• [Passage]:
───

Integrated energy systems are crucial technologies that promote the shift to sustainable energy and enhance energy efficiency. Recovering low-grade industrial waste heat to power an integrated energy system enhances its total energy efficiency, making it the optimal way to optimize the energy structure. This study has developed a novel integrated energy system planning framework for industrial waste heat recovery and utilization, drawing on exergy theory. Addresses a missing aspect in the analysis of exergy network characteristics within integrated energy system planning contexts. We have developed a more detailed planning scheme by analyzing the flow and conversion of exergy in electricity and heat networks. An in-depth examination of exergy conversion and transfer processes in integrated energy systems. The simulation results demonstrate that IES planning based on exergy theory can reduce the total exergy loss of IES to achieve energy saving compared to the energy point of view. Moreover, compared to a planning scheme that does not incorporate industrial waste heat, this study has successfully reduced the system’s total energy loss by 27.3% and decreased total operating costs by 20.6%. Consequently, the energy-saving objective has been efficiently accomplished, resulting in significant economic and environmental benefits.

Keywords

• Conversion and transfer process
• exergy
• energy efficiency
• integrated energy system
• industrial waste heat
• multi-energy coupling

───

• [Tasks]:
A - According to the passage on integrated energy systems, by what percentage did the study decrease total operating costs relative to a planning scheme without industrial waste heat?
B - In the records, begin at the line that has "holder-bubble[interactable] — [716, 965, 745, 993]" and stop after the line that has "holder-bubble[interactable] — [748, 626, 776, 655]". Write those lines out again with "copy-icon" changed to "duplicate-icon" and everything else unchanged.
The records have no connection to the passage on integrated energy systems.

───

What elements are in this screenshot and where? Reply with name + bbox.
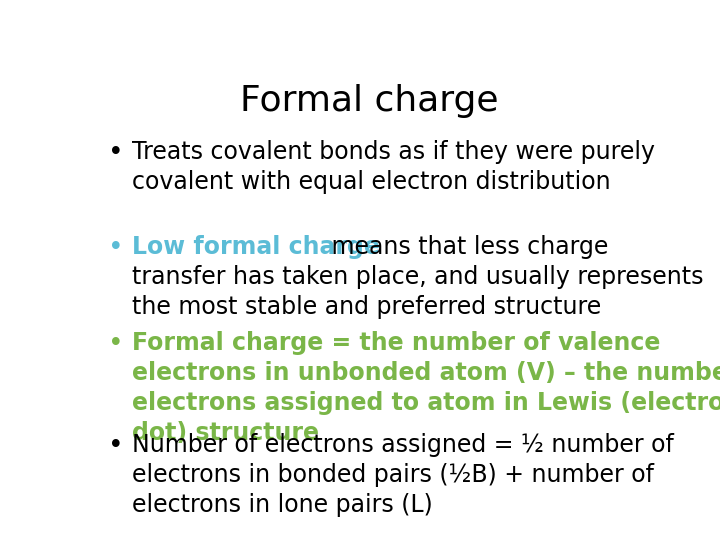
Text: •: • [108, 235, 124, 261]
Text: electrons assigned to atom in Lewis (electron: electrons assigned to atom in Lewis (ele… [132, 391, 720, 415]
Text: Formal charge: Formal charge [240, 84, 498, 118]
Text: Low formal charge: Low formal charge [132, 235, 379, 259]
Text: the most stable and preferred structure: the most stable and preferred structure [132, 295, 601, 319]
Text: •: • [108, 140, 124, 166]
Text: Formal charge = the number of valence: Formal charge = the number of valence [132, 331, 660, 355]
Text: covalent with equal electron distribution: covalent with equal electron distributio… [132, 170, 611, 193]
Text: Number of electrons assigned = ½ number of: Number of electrons assigned = ½ number … [132, 433, 674, 457]
Text: electrons in bonded pairs (½B) + number of: electrons in bonded pairs (½B) + number … [132, 463, 654, 487]
Text: transfer has taken place, and usually represents: transfer has taken place, and usually re… [132, 265, 703, 289]
Text: dot) structure: dot) structure [132, 421, 319, 445]
Text: •: • [108, 433, 124, 459]
Text: electrons in unbonded atom (V) – the number of: electrons in unbonded atom (V) – the num… [132, 361, 720, 385]
Text: Treats covalent bonds as if they were purely: Treats covalent bonds as if they were pu… [132, 140, 655, 164]
Text: electrons in lone pairs (L): electrons in lone pairs (L) [132, 492, 433, 517]
Text: means that less charge: means that less charge [324, 235, 608, 259]
Text: •: • [108, 331, 124, 357]
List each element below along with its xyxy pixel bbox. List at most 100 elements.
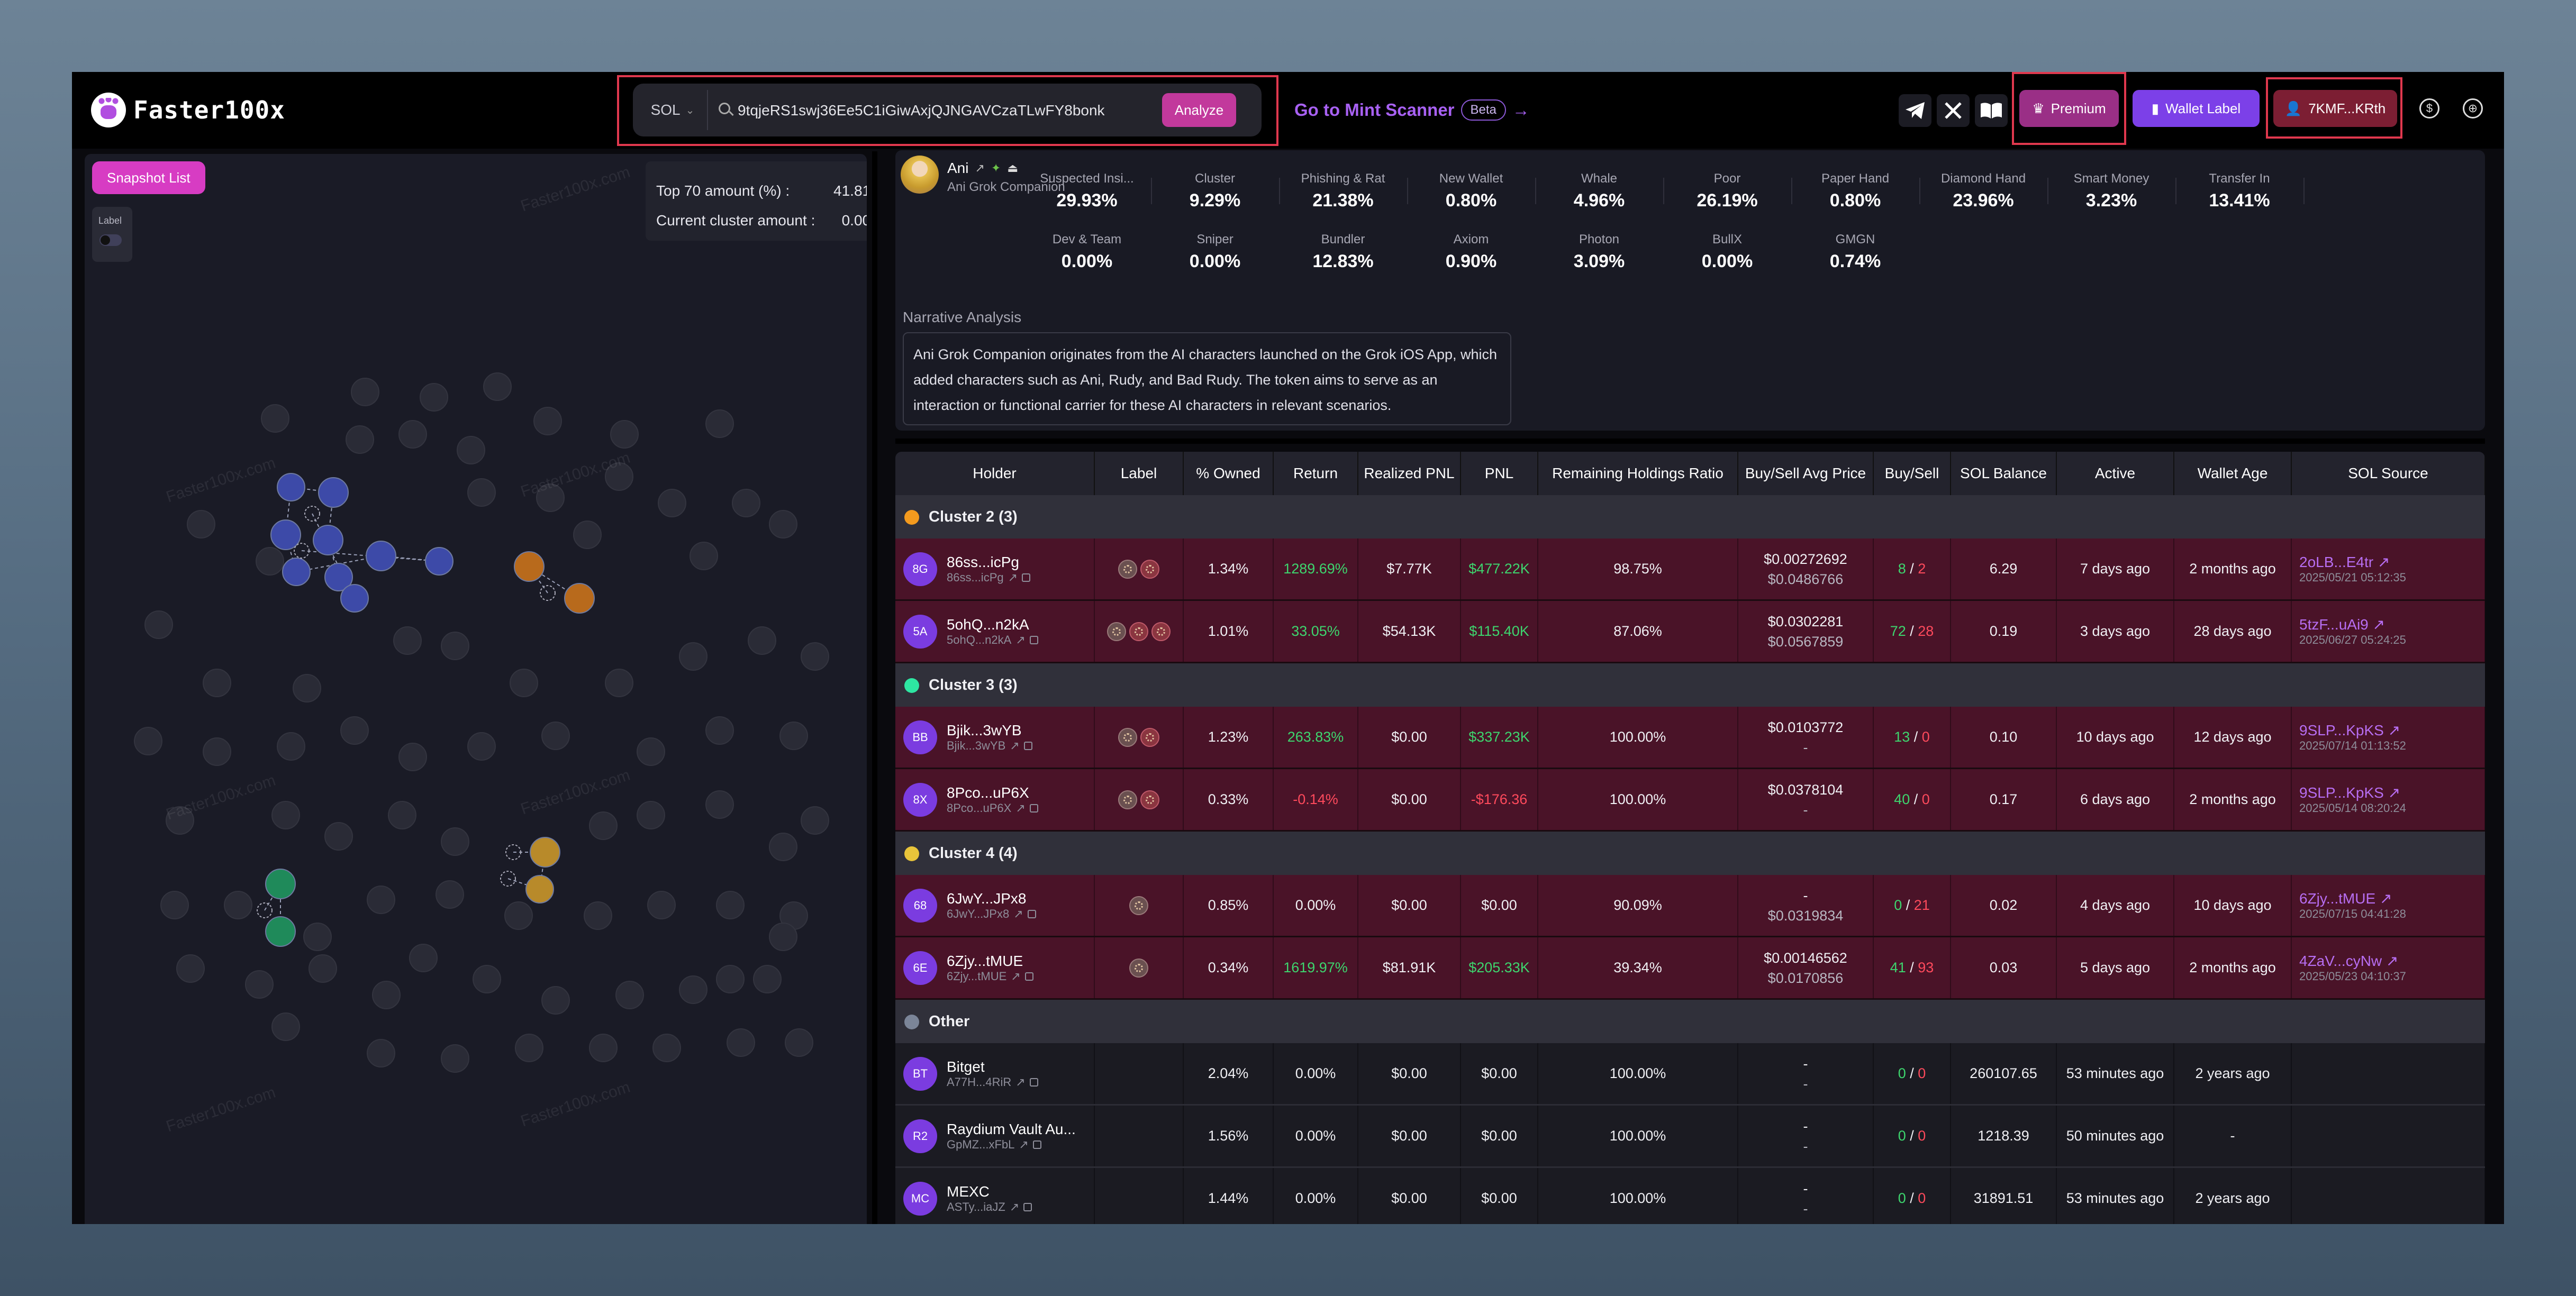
holder-bubble[interactable] — [716, 965, 745, 993]
holder-bubble[interactable] — [753, 965, 782, 993]
holder-bubble[interactable] — [261, 404, 289, 433]
holder-cell[interactable]: R2 Raydium Vault Au... GpMZ...xFbL ↗ — [895, 1105, 1095, 1168]
holder-bubble[interactable] — [801, 642, 829, 671]
holder-bubble[interactable] — [203, 737, 231, 766]
cluster-holder-bubble[interactable] — [340, 584, 369, 613]
holder-name[interactable]: 86ss...icPg — [947, 553, 1019, 570]
holder-bubble[interactable] — [303, 923, 332, 951]
copy-icon[interactable] — [1023, 1202, 1032, 1211]
holder-bubble[interactable] — [589, 811, 618, 840]
holder-bubble[interactable] — [510, 669, 538, 697]
cluster-holder-bubble[interactable] — [265, 869, 296, 899]
external-link-icon[interactable]: ↗ — [1015, 633, 1026, 646]
holder-bubble[interactable] — [309, 954, 337, 983]
label-tag-icon[interactable] — [1140, 790, 1159, 809]
holder-bubble[interactable] — [473, 965, 501, 993]
holder-bubble[interactable] — [610, 420, 639, 449]
holder-bubble[interactable] — [245, 970, 274, 999]
holder-bubble[interactable] — [647, 891, 676, 919]
holder-bubble[interactable] — [748, 626, 776, 655]
holder-bubble[interactable] — [367, 886, 395, 914]
holder-bubble[interactable] — [658, 489, 686, 517]
cluster-holder-bubble[interactable] — [425, 547, 453, 576]
holder-bubble[interactable] — [436, 880, 464, 909]
column-header[interactable]: Return — [1273, 452, 1358, 495]
holder-bubble[interactable] — [533, 407, 562, 435]
label-tag-icon[interactable] — [1151, 622, 1171, 641]
copy-icon[interactable] — [1029, 635, 1038, 644]
holder-bubble[interactable] — [536, 483, 565, 512]
column-header[interactable]: Holder — [895, 452, 1095, 495]
holder-bubble[interactable] — [166, 806, 194, 835]
holder-cell[interactable]: BB Bjik...3wYB Bjik...3wYB ↗ — [895, 707, 1095, 769]
column-header[interactable]: Wallet Age — [2174, 452, 2292, 495]
cluster-holder-bubble[interactable] — [324, 563, 353, 591]
holder-bubble[interactable] — [441, 827, 469, 856]
holder-bubble[interactable] — [277, 732, 305, 761]
holder-bubble[interactable] — [705, 790, 734, 819]
pump-badge-icon[interactable]: ⏏ — [1007, 161, 1019, 175]
holder-bubble[interactable] — [420, 383, 448, 412]
sol-source-link[interactable]: 9SLP...KpKS ↗ — [2299, 722, 2401, 738]
holder-bubble[interactable] — [541, 722, 570, 750]
cluster-holder-bubble[interactable] — [270, 519, 301, 550]
x-twitter-icon[interactable] — [1937, 94, 1970, 127]
cluster-holder-bubble[interactable] — [318, 477, 349, 508]
holder-bubble[interactable] — [224, 891, 252, 919]
holder-bubble[interactable] — [652, 1034, 681, 1062]
sol-source-link[interactable]: 9SLP...KpKS ↗ — [2299, 784, 2401, 801]
holder-bubble[interactable] — [398, 743, 427, 771]
currency-icon[interactable]: $ — [2419, 98, 2439, 118]
holder-bubble[interactable] — [271, 801, 300, 829]
cluster-holder-bubble[interactable] — [313, 525, 343, 555]
holder-bubble[interactable] — [605, 669, 633, 697]
cluster-holder-bubble[interactable] — [294, 543, 310, 559]
bubble-map-graph[interactable] — [85, 154, 867, 1224]
label-tag-icon[interactable] — [1140, 559, 1159, 579]
copy-icon[interactable] — [1032, 1140, 1041, 1149]
holder-bubble[interactable] — [203, 669, 231, 697]
table-row[interactable]: 6E 6Zjy...tMUE 6Zjy...tMUE ↗ 0.34% 1619.97% $8… — [895, 936, 2485, 1000]
holder-name[interactable]: Bjik...3wYB — [947, 722, 1022, 738]
logo[interactable]: Faster100x — [91, 91, 285, 129]
mint-scanner-link[interactable]: Go to Mint Scanner Beta → — [1294, 95, 1530, 125]
holder-bubble[interactable] — [785, 1028, 813, 1057]
holder-name[interactable]: 6Zjy...tMUE — [947, 952, 1023, 969]
holder-bubble[interactable] — [271, 1012, 300, 1041]
holder-bubble[interactable] — [346, 425, 374, 454]
holder-name[interactable]: 6JwY...JPx8 — [947, 890, 1027, 907]
external-link-icon[interactable]: ↗ — [1008, 570, 1018, 584]
column-header[interactable]: PNL — [1461, 452, 1538, 495]
label-tag-icon[interactable] — [1129, 622, 1148, 641]
holder-bubble[interactable] — [769, 923, 797, 951]
table-row[interactable]: BT Bitget A77H...4RiR ↗ 2.04% 0.00% $0.00 $0.00… — [895, 1043, 2485, 1106]
holder-bubble[interactable] — [351, 378, 379, 406]
cluster-holder-bubble[interactable] — [277, 473, 305, 501]
table-row[interactable]: 5A 5ohQ...n2kA 5ohQ...n2kA ↗ 1.01% 33.05% $54.… — [895, 600, 2485, 663]
holder-bubble[interactable] — [679, 975, 708, 1004]
external-link-icon[interactable]: ↗ — [1010, 738, 1020, 752]
docs-book-icon[interactable] — [1975, 94, 2008, 127]
holder-bubble[interactable] — [160, 891, 189, 919]
table-row[interactable]: R2 Raydium Vault Au... GpMZ...xFbL ↗ 1.56% 0.… — [895, 1105, 2485, 1168]
column-header[interactable]: Label — [1094, 452, 1184, 495]
holder-bubble[interactable] — [398, 420, 427, 449]
cluster-group-header[interactable]: Cluster 2 (3) — [895, 495, 2485, 539]
panel-splitter[interactable] — [872, 151, 877, 1224]
holder-bubble[interactable] — [769, 833, 797, 861]
holder-bubble[interactable] — [467, 732, 496, 761]
holder-bubble[interactable] — [441, 632, 469, 660]
holder-bubble[interactable] — [637, 801, 665, 829]
cluster-holder-bubble[interactable] — [257, 902, 273, 918]
external-link-icon[interactable]: ↗ — [1009, 1200, 1020, 1213]
holder-bubble[interactable] — [779, 722, 808, 750]
connected-wallet-button[interactable]: 👤 7KMF...KRth — [2273, 90, 2397, 127]
cluster-holder-bubble[interactable] — [304, 506, 320, 522]
telegram-icon[interactable] — [1899, 94, 1931, 127]
table-row[interactable]: MC MEXC ASTy...iaJZ ↗ 1.44% 0.00% $0.00 $0.00 10… — [895, 1167, 2485, 1224]
table-row[interactable]: 8X 8Pco...uP6X 8Pco...uP6X ↗ 0.33% -0.14% $0.0… — [895, 768, 2485, 832]
holder-bubble[interactable] — [457, 436, 485, 464]
cluster-holder-bubble[interactable] — [514, 551, 545, 582]
label-tag-icon[interactable] — [1129, 958, 1148, 978]
holder-bubble[interactable] — [144, 610, 173, 639]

───

• [Answers to the tasks]:
A - By 20.6%.

B -
holder-bubble[interactable] — [716, 965, 745, 993]
holder-bubble[interactable] — [753, 965, 782, 993]
holder-bubble[interactable] — [261, 404, 289, 433]
holder-cell[interactable]: R2 Raydium Vault Au... GpMZ...xFbL ↗ — [895, 1105, 1095, 1168]
holder-bubble[interactable] — [801, 642, 829, 671]
holder-bubble[interactable] — [203, 737, 231, 766]
cluster-holder-bubble[interactable] — [340, 584, 369, 613]
holder-name[interactable]: 86ss...icPg — [947, 553, 1019, 570]
holder-bubble[interactable] — [303, 923, 332, 951]
duplicate-icon[interactable] — [1023, 1202, 1032, 1211]
holder-bubble[interactable] — [589, 811, 618, 840]
holder-bubble[interactable] — [510, 669, 538, 697]
cluster-holder-bubble[interactable] — [265, 869, 296, 899]
external-link-icon[interactable]: ↗ — [1015, 633, 1026, 646]
holder-bubble[interactable] — [309, 954, 337, 983]
label-tag-icon[interactable] — [1140, 790, 1159, 809]
holder-bubble[interactable] — [473, 965, 501, 993]
holder-bubble[interactable] — [610, 420, 639, 449]
holder-bubble[interactable] — [245, 970, 274, 999]
holder-bubble[interactable] — [647, 891, 676, 919]
holder-bubble[interactable] — [748, 626, 776, 655]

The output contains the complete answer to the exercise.